#### The input ####

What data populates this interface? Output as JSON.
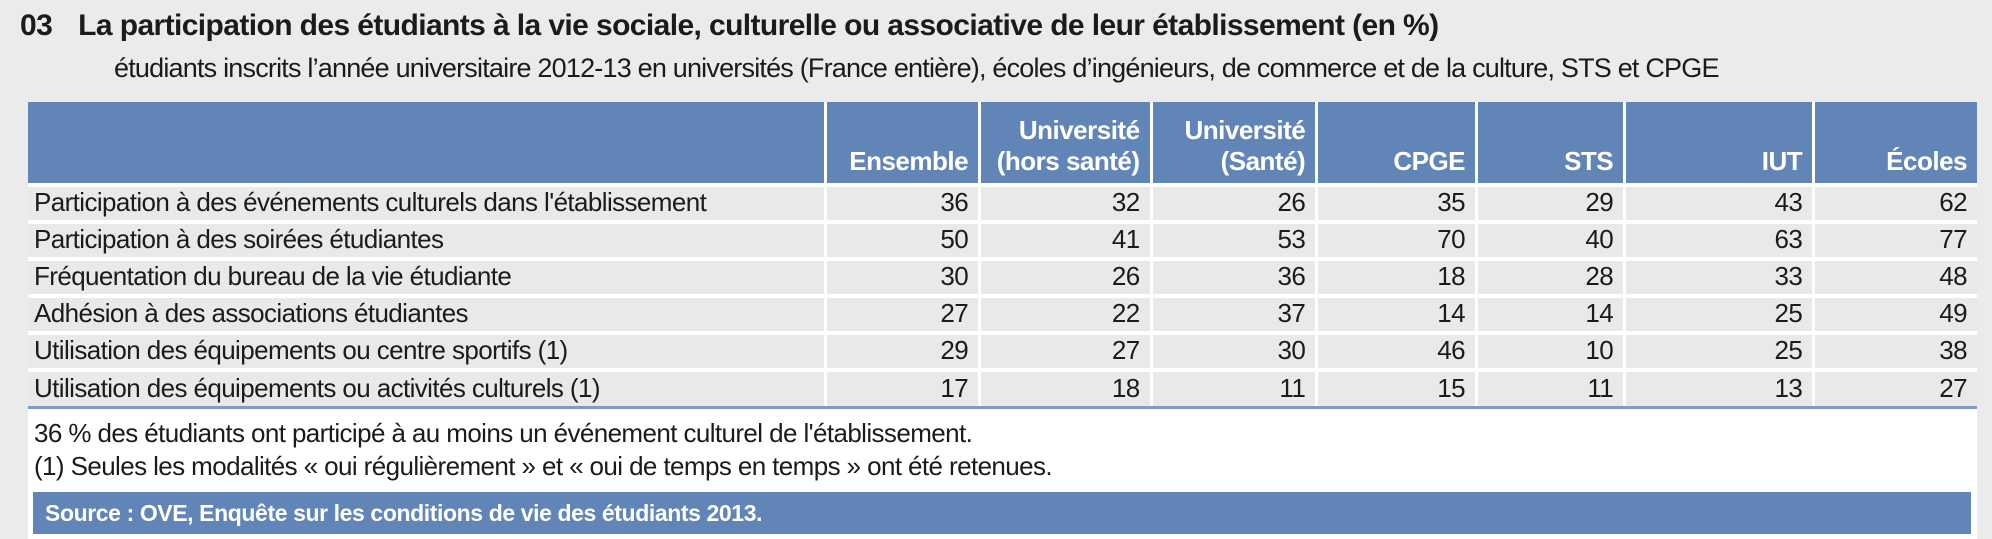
{
  "figure": {
    "number": "03",
    "title": "La participation des étudiants à la vie sociale, culturelle ou associative de leur établissement (en %)",
    "subtitle": "étudiants inscrits l’année universitaire 2012-13 en universités (France entière), écoles d’ingénieurs, de commerce et de la culture, STS et CPGE"
  },
  "table": {
    "corner_label": "",
    "label_col_width": "41%",
    "columns": [
      {
        "label": "Ensemble",
        "width": "7.9%"
      },
      {
        "label": "Université\n(hors santé)",
        "width": "8.8%"
      },
      {
        "label": "Université\n(Santé)",
        "width": "8.5%"
      },
      {
        "label": "CPGE",
        "width": "8.2%"
      },
      {
        "label": "STS",
        "width": "7.6%"
      },
      {
        "label": "IUT",
        "width": "9.7%"
      },
      {
        "label": "Écoles",
        "width": "8.3%"
      }
    ],
    "rows": [
      {
        "label": "Participation à des événements culturels dans l'établissement",
        "values": [
          36,
          32,
          26,
          35,
          29,
          43,
          62
        ]
      },
      {
        "label": "Participation à des soirées étudiantes",
        "values": [
          50,
          41,
          53,
          70,
          40,
          63,
          77
        ]
      },
      {
        "label": "Fréquentation du bureau de la vie étudiante",
        "values": [
          30,
          26,
          36,
          18,
          28,
          33,
          48
        ]
      },
      {
        "label": "Adhésion à des associations étudiantes",
        "values": [
          27,
          22,
          37,
          14,
          14,
          25,
          49
        ]
      },
      {
        "label": "Utilisation des équipements ou centre sportifs (1)",
        "values": [
          29,
          27,
          30,
          46,
          10,
          25,
          38
        ]
      },
      {
        "label": "Utilisation des équipements ou activités culturels (1)",
        "values": [
          17,
          18,
          11,
          15,
          11,
          13,
          27
        ]
      }
    ]
  },
  "notes": [
    "36 % des étudiants ont participé à au moins un événement culturel de l'établissement.",
    "(1) Seules les modalités « oui régulièrement » et « oui de temps en temps » ont été retenues."
  ],
  "source": "Source : OVE, Enquête sur les conditions de vie des étudiants 2013.",
  "colors": {
    "header_blue": "#6285B8",
    "underline_blue": "#7D9DC9",
    "row_gray": "#E9E9E9",
    "page_gray": "#EBEBEB"
  },
  "chart_data": {
    "type": "table",
    "title": "La participation des étudiants à la vie sociale, culturelle ou associative de leur établissement (en %)",
    "categories": [
      "Ensemble",
      "Université (hors santé)",
      "Université (Santé)",
      "CPGE",
      "STS",
      "IUT",
      "Écoles"
    ],
    "series": [
      {
        "name": "Participation à des événements culturels dans l'établissement",
        "values": [
          36,
          32,
          26,
          35,
          29,
          43,
          62
        ]
      },
      {
        "name": "Participation à des soirées étudiantes",
        "values": [
          50,
          41,
          53,
          70,
          40,
          63,
          77
        ]
      },
      {
        "name": "Fréquentation du bureau de la vie étudiante",
        "values": [
          30,
          26,
          36,
          18,
          28,
          33,
          48
        ]
      },
      {
        "name": "Adhésion à des associations étudiantes",
        "values": [
          27,
          22,
          37,
          14,
          14,
          25,
          49
        ]
      },
      {
        "name": "Utilisation des équipements ou centre sportifs (1)",
        "values": [
          29,
          27,
          30,
          46,
          10,
          25,
          38
        ]
      },
      {
        "name": "Utilisation des équipements ou activités culturels (1)",
        "values": [
          17,
          18,
          11,
          15,
          11,
          13,
          27
        ]
      }
    ]
  }
}
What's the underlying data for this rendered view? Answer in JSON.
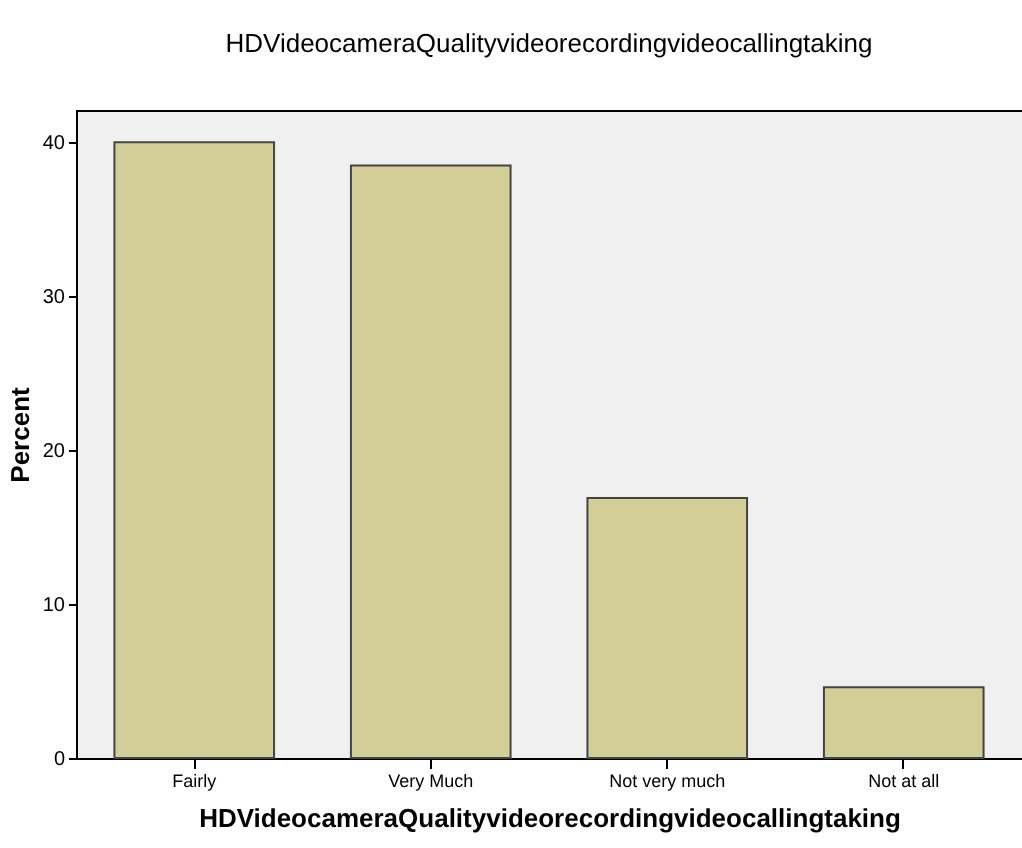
{
  "chart_data": {
    "type": "bar",
    "title": "HDVideocameraQualityvideorecordingvideocallingtaking",
    "xlabel": "HDVideocameraQualityvideorecordingvideocallingtaking",
    "ylabel": "Percent",
    "categories": [
      "Fairly",
      "Very Much",
      "Not very much",
      "Not at all"
    ],
    "values": [
      40.0,
      38.5,
      16.9,
      4.6
    ],
    "color": "#d3ce97",
    "ylim": [
      0,
      42.1
    ],
    "yticks": [
      0,
      10,
      20,
      30,
      40
    ],
    "grid": false
  }
}
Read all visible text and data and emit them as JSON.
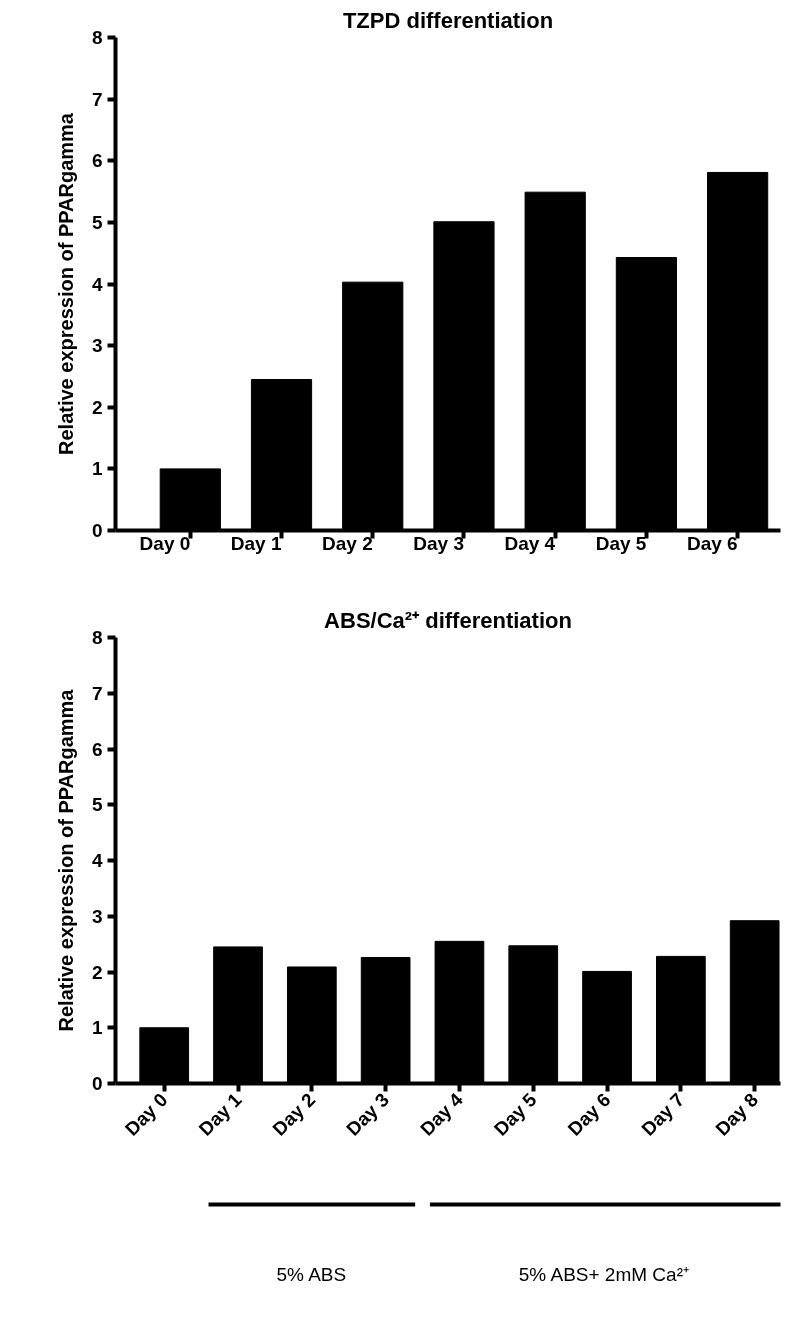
{
  "chart_data": [
    {
      "type": "bar",
      "title": "TZPD differentiation",
      "ylabel": "Relative expression of PPARgamma",
      "categories": [
        "Day 0",
        "Day 1",
        "Day 2",
        "Day 3",
        "Day 4",
        "Day 5",
        "Day 6"
      ],
      "values": [
        1.0,
        2.45,
        4.03,
        5.01,
        5.49,
        4.43,
        5.81
      ],
      "color": "#000000",
      "ylim": [
        0,
        8
      ],
      "yticks": [
        0,
        1,
        2,
        3,
        4,
        5,
        6,
        7,
        8
      ],
      "grid": false
    },
    {
      "type": "bar",
      "title": "ABS/Ca²⁺ differentiation",
      "ylabel": "Relative expression of PPARgamma",
      "categories": [
        "Day 0",
        "Day 1",
        "Day 2",
        "Day 3",
        "Day 4",
        "Day 5",
        "Day 6",
        "Day 7",
        "Day 8"
      ],
      "values": [
        1.0,
        2.45,
        2.09,
        2.26,
        2.55,
        2.47,
        2.01,
        2.28,
        2.92
      ],
      "color": "#000000",
      "ylim": [
        0,
        8
      ],
      "yticks": [
        0,
        1,
        2,
        3,
        4,
        5,
        6,
        7,
        8
      ],
      "grid": false,
      "annotations": [
        "5% ABS",
        "5% ABS+ 2mM  Ca²⁺"
      ]
    }
  ]
}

####

What is needed
Skip all pictures. Write out only the lines from the one containing "Read all visible" to the end of the listing above, inclusive, exactly as given.

Result for this exercise
Read all visible text and data and emit them as JSON.
{
  "chart_data": [
    {
      "type": "bar",
      "title": "TZPD differentiation",
      "ylabel": "Relative expression of PPARgamma",
      "categories": [
        "Day 0",
        "Day 1",
        "Day 2",
        "Day 3",
        "Day 4",
        "Day 5",
        "Day 6"
      ],
      "values": [
        1.0,
        2.45,
        4.03,
        5.01,
        5.49,
        4.43,
        5.81
      ],
      "color": "#000000",
      "ylim": [
        0,
        8
      ],
      "yticks": [
        0,
        1,
        2,
        3,
        4,
        5,
        6,
        7,
        8
      ],
      "grid": false
    },
    {
      "type": "bar",
      "title": "ABS/Ca²⁺ differentiation",
      "ylabel": "Relative expression of PPARgamma",
      "categories": [
        "Day 0",
        "Day 1",
        "Day 2",
        "Day 3",
        "Day 4",
        "Day 5",
        "Day 6",
        "Day 7",
        "Day 8"
      ],
      "values": [
        1.0,
        2.45,
        2.09,
        2.26,
        2.55,
        2.47,
        2.01,
        2.28,
        2.92
      ],
      "color": "#000000",
      "ylim": [
        0,
        8
      ],
      "yticks": [
        0,
        1,
        2,
        3,
        4,
        5,
        6,
        7,
        8
      ],
      "grid": false,
      "annotations": [
        "5% ABS",
        "5% ABS+ 2mM  Ca²⁺"
      ]
    }
  ]
}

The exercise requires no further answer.